-- START --
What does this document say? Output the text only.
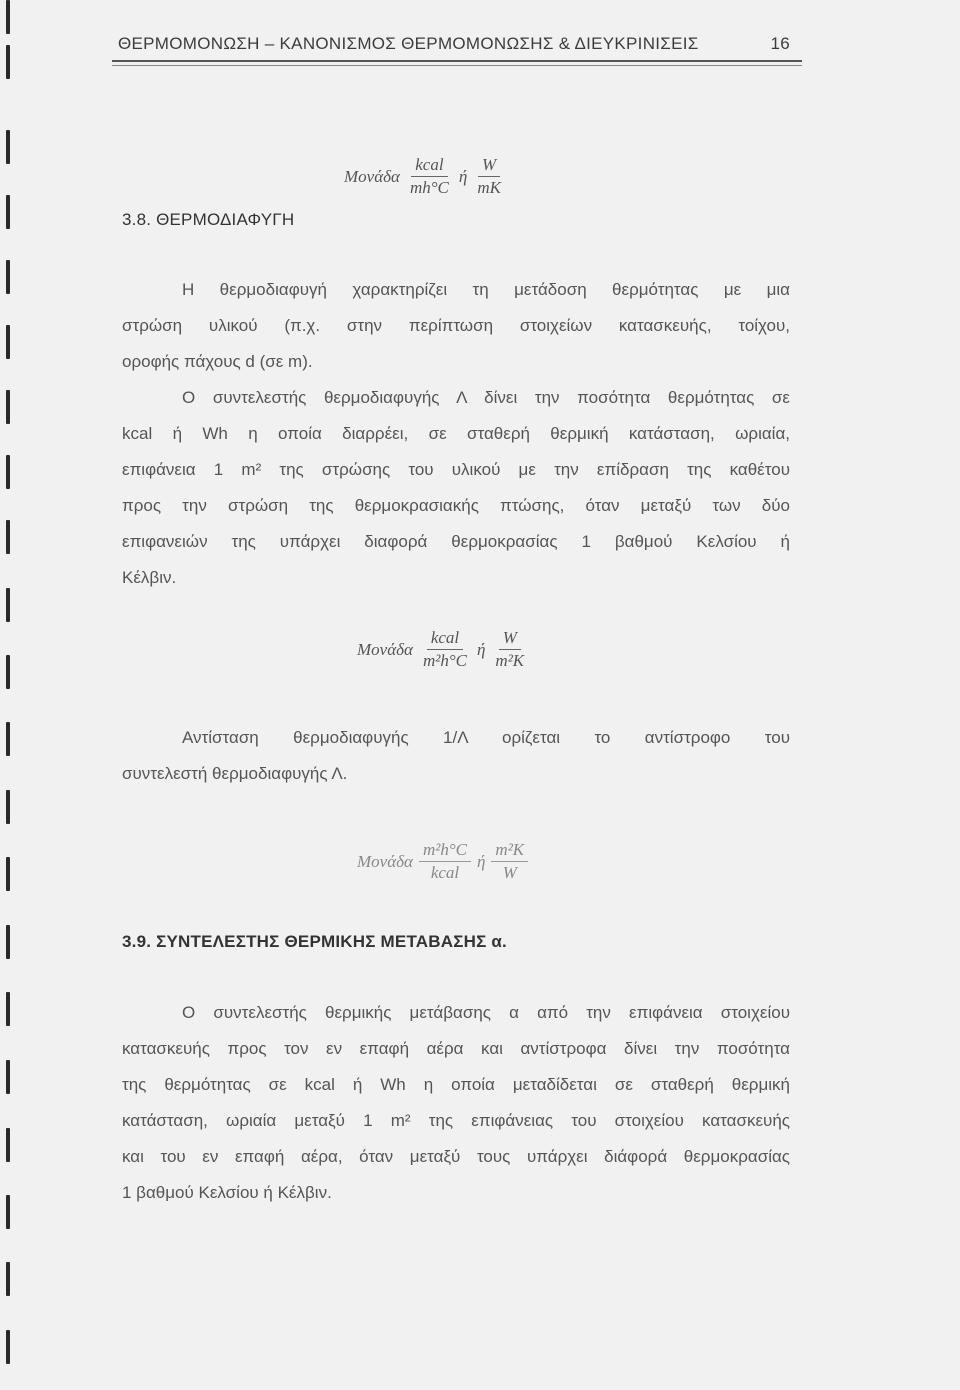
ΘΕΡΜΟΜΟΝΩΣΗ – ΚΑΝΟΝΙΣΜΟΣ ΘΕΡΜΟΜΟΝΩΣΗΣ & ΔΙΕΥΚΡΙΝΙΣΕΙΣ	16
Μονάδα $\frac{\text{kcal}}{mh^\circ C}$ ή $\frac{W}{mK}$
3.8. ΘΕΡΜΟΔΙΑΦΥΓΗ
Η θερμοδιαφυγή χαρακτηρίζει τη μετάδοση θερμότητας με μια
στρώση υλικού (π.χ. στην περίπτωση στοιχείων κατασκευής, τοίχου,
οροφής πάχους d (σε m).
Ο συντελεστής θερμοδιαφυγής Λ δίνει την ποσότητα θερμότητας σε
kcal ή Wh η οποία διαρρέει, σε σταθερή θερμική κατάσταση, ωριαία,
επιφάνεια 1 m² της στρώσης του υλικού με την επίδραση της καθέτου
προς την στρώση της θερμοκρασιακής πτώσης, όταν μεταξύ των δύο
επιφανειών της υπάρχει διαφορά θερμοκρασίας 1 βαθμού Κελσίου ή
Κέλβιν.
Μονάδα $\frac{\text{kcal}}{\text{m²h°C}}$ ή $\frac{W}{\text{m²K}}$
Αντίσταση θερμοδιαφυγής 1/Λ ορίζεται το αντίστροφο του
συντελεστή θερμοδιαφυγής Λ.
Μονάδα $\frac{\text{m²h°C}}{\text{kcal}}$ ή $\frac{\text{m²K}}{W}$
3.9. ΣΥΝΤΕΛΕΣΤΗΣ ΘΕΡΜΙΚΗΣ ΜΕΤΑΒΑΣΗΣ α.
Ο συντελεστής θερμικής μετάβασης α από την επιφάνεια στοιχείου
κατασκευής προς τον εν επαφή αέρα και αντίστροφα δίνει την ποσότητα
της θερμότητας σε kcal ή Wh η οποία μεταδίδεται σε σταθερή θερμική
κατάσταση, ωριαία μεταξύ 1 m² της επιφάνειας του στοιχείου κατασκευής
και του εν επαφή αέρα, όταν μεταξύ τους υπάρχει διάφορά θερμοκρασίας
1 βαθμού Κελσίου ή Κέλβιν.
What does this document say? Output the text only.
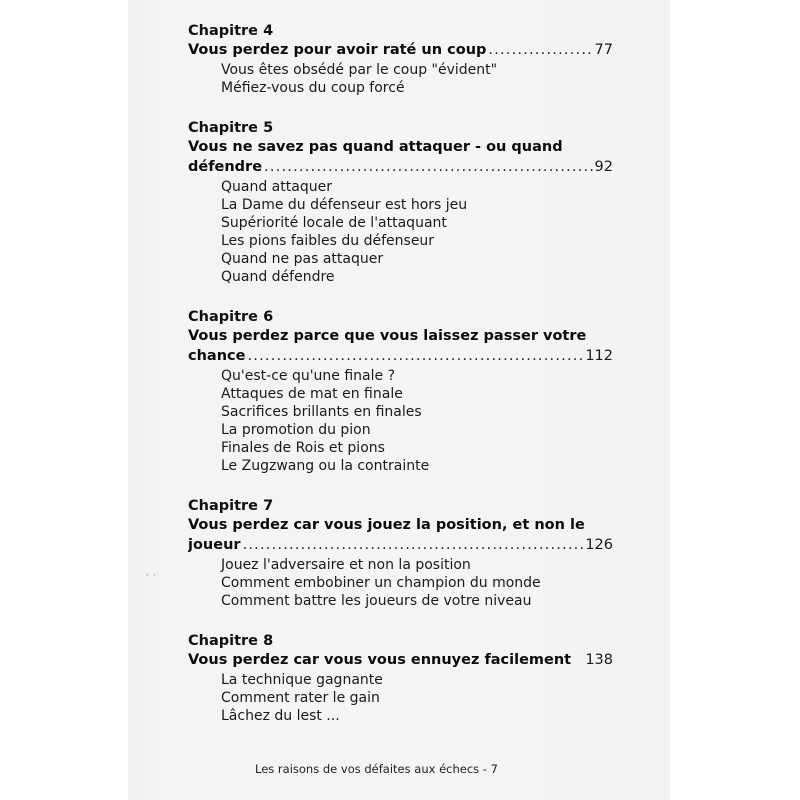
Chapitre 4
Vous perdez pour avoir raté un coup .....	77
Vous êtes obsédé par le coup "évident"
Méfiez-vous du coup forcé
Chapitre 5
Vous ne savez pas quand attaquer - ou quand
défendre .....	92
Quand attaquer
La Dame du défenseur est hors jeu
Supériorité locale de l'attaquant
Les pions faibles du défenseur
Quand ne pas attaquer
Quand défendre
Chapitre 6
Vous perdez parce que vous laissez passer votre
chance .....	112
Qu'est-ce qu'une finale ?
Attaques de mat en finale
Sacrifices brillants en finales
La promotion du pion
Finales de Rois et pions
Le Zugzwang ou la contrainte
Chapitre 7
Vous perdez car vous jouez la position, et non le
joueur .....	126
Jouez l'adversaire et non la position
Comment embobiner un champion du monde
Comment battre les joueurs de votre niveau
Chapitre 8
Vous perdez car vous vous ennuyez facilement 138
La technique gagnante
Comment rater le gain
Lâchez du lest ...
· ·
Les raisons de vos défaites aux échecs - 7
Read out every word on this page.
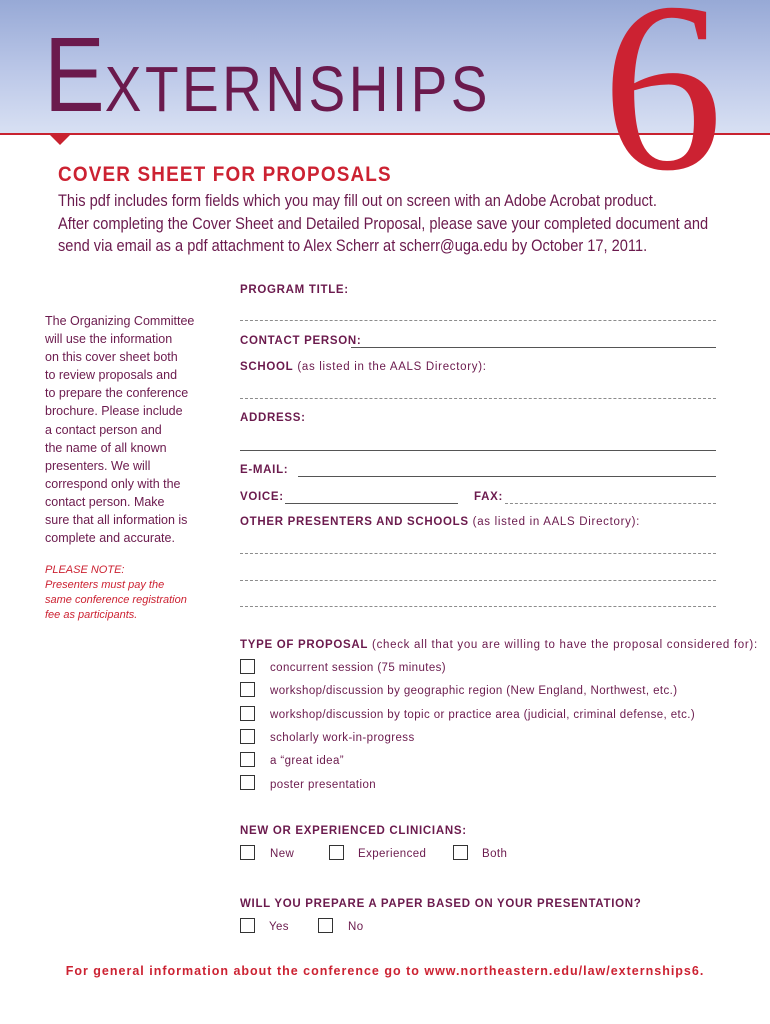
EXTERNSHIPS 6
COVER SHEET FOR PROPOSALS
This pdf includes form fields which you may fill out on screen with an Adobe Acrobat product.
After completing the Cover Sheet and Detailed Proposal, please save your completed document and
send via email as a pdf attachment to Alex Scherr at scherr@uga.edu by October 17, 2011.
The Organizing Committee
will use the information
on this cover sheet both
to review proposals and
to prepare the conference
brochure. Please include
a contact person and
the name of all known
presenters. We will
correspond only with the
contact person. Make
sure that all information is
complete and accurate.
PLEASE NOTE:
Presenters must pay the
same conference registration
fee as participants.
PROGRAM TITLE:
CONTACT PERSON:
SCHOOL (as listed in the AALS Directory):
ADDRESS:
E-MAIL:
VOICE:	FAX:
OTHER PRESENTERS AND SCHOOLS (as listed in AALS Directory):
TYPE OF PROPOSAL (check all that you are willing to have the proposal considered for):
concurrent session (75 minutes)
workshop/discussion by geographic region (New England, Northwest, etc.)
workshop/discussion by topic or practice area (judicial, criminal defense, etc.)
scholarly work-in-progress
a “great idea”
poster presentation
NEW OR EXPERIENCED CLINICIANS:
New	Experienced	Both
WILL YOU PREPARE A PAPER BASED ON YOUR PRESENTATION?
Yes	No
For general information about the conference go to www.northeastern.edu/law/externships6.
-- END --
Given task: Omit the pictures and restate the rest of the records verbatim.

Answer to the exercise:
What does this document say? Output the text only.
ΘΕΡΜΟΜΟΝΩΣΗ – ΚΑΝΟΝΙΣΜΟΣ ΘΕΡΜΟΜΟΝΩΣΗΣ & ΔΙΕΥΚΡΙΝΙΣΕΙΣ	16
Μονάδα $\frac{\text{kcal}}{mh^\circ C}$ ή $\frac{W}{mK}$
3.8. ΘΕΡΜΟΔΙΑΦΥΓΗ
Η θερμοδιαφυγή χαρακτηρίζει τη μετάδοση θερμότητας με μια
στρώση υλικού (π.χ. στην περίπτωση στοιχείων κατασκευής, τοίχου,
οροφής πάχους d (σε m).
Ο συντελεστής θερμοδιαφυγής Λ δίνει την ποσότητα θερμότητας σε
kcal ή Wh η οποία διαρρέει, σε σταθερή θερμική κατάσταση, ωριαία,
επιφάνεια 1 m² της στρώσης του υλικού με την επίδραση της καθέτου
προς την στρώση της θερμοκρασιακής πτώσης, όταν μεταξύ των δύο
επιφανειών της υπάρχει διαφορά θερμοκρασίας 1 βαθμού Κελσίου ή
Κέλβιν.
Μονάδα $\frac{\text{kcal}}{\text{m²h°C}}$ ή $\frac{W}{\text{m²K}}$
Αντίσταση θερμοδιαφυγής 1/Λ ορίζεται το αντίστροφο του
συντελεστή θερμοδιαφυγής Λ.
Μονάδα $\frac{\text{m²h°C}}{\text{kcal}}$ ή $\frac{\text{m²K}}{W}$
3.9. ΣΥΝΤΕΛΕΣΤΗΣ ΘΕΡΜΙΚΗΣ ΜΕΤΑΒΑΣΗΣ α.
Ο συντελεστής θερμικής μετάβασης α από την επιφάνεια στοιχείου
κατασκευής προς τον εν επαφή αέρα και αντίστροφα δίνει την ποσότητα
της θερμότητας σε kcal ή Wh η οποία μεταδίδεται σε σταθερή θερμική
κατάσταση, ωριαία μεταξύ 1 m² της επιφάνειας του στοιχείου κατασκευής
και του εν επαφή αέρα, όταν μεταξύ τους υπάρχει διάφορά θερμοκρασίας
1 βαθμού Κελσίου ή Κέλβιν.
What does this document say? Output the text only.
Chapitre 4
Vous perdez pour avoir raté un coup .....	77
Vous êtes obsédé par le coup "évident"
Méfiez-vous du coup forcé
Chapitre 5
Vous ne savez pas quand attaquer - ou quand
défendre .....	92
Quand attaquer
La Dame du défenseur est hors jeu
Supériorité locale de l'attaquant
Les pions faibles du défenseur
Quand ne pas attaquer
Quand défendre
Chapitre 6
Vous perdez parce que vous laissez passer votre
chance .....	112
Qu'est-ce qu'une finale ?
Attaques de mat en finale
Sacrifices brillants en finales
La promotion du pion
Finales de Rois et pions
Le Zugzwang ou la contrainte
Chapitre 7
Vous perdez car vous jouez la position, et non le
joueur .....	126
Jouez l'adversaire et non la position
Comment embobiner un champion du monde
Comment battre les joueurs de votre niveau
Chapitre 8
Vous perdez car vous vous ennuyez facilement 138
La technique gagnante
Comment rater le gain
Lâchez du lest ...
· ·
Les raisons de vos défaites aux échecs - 7
Read out every word on this page.
EXTERNSHIPS 6
COVER SHEET FOR PROPOSALS
This pdf includes form fields which you may fill out on screen with an Adobe Acrobat product.
After completing the Cover Sheet and Detailed Proposal, please save your completed document and
send via email as a pdf attachment to Alex Scherr at scherr@uga.edu by October 17, 2011.
The Organizing Committee
will use the information
on this cover sheet both
to review proposals and
to prepare the conference
brochure. Please include
a contact person and
the name of all known
presenters. We will
correspond only with the
contact person. Make
sure that all information is
complete and accurate.
PLEASE NOTE:
Presenters must pay the
same conference registration
fee as participants.
PROGRAM TITLE:
CONTACT PERSON:
SCHOOL (as listed in the AALS Directory):
ADDRESS:
E-MAIL:
VOICE:	FAX:
OTHER PRESENTERS AND SCHOOLS (as listed in AALS Directory):
TYPE OF PROPOSAL (check all that you are willing to have the proposal considered for):
concurrent session (75 minutes)
workshop/discussion by geographic region (New England, Northwest, etc.)
workshop/discussion by topic or practice area (judicial, criminal defense, etc.)
scholarly work-in-progress
a “great idea”
poster presentation
NEW OR EXPERIENCED CLINICIANS:
New	Experienced	Both
WILL YOU PREPARE A PAPER BASED ON YOUR PRESENTATION?
Yes	No
For general information about the conference go to www.northeastern.edu/law/externships6.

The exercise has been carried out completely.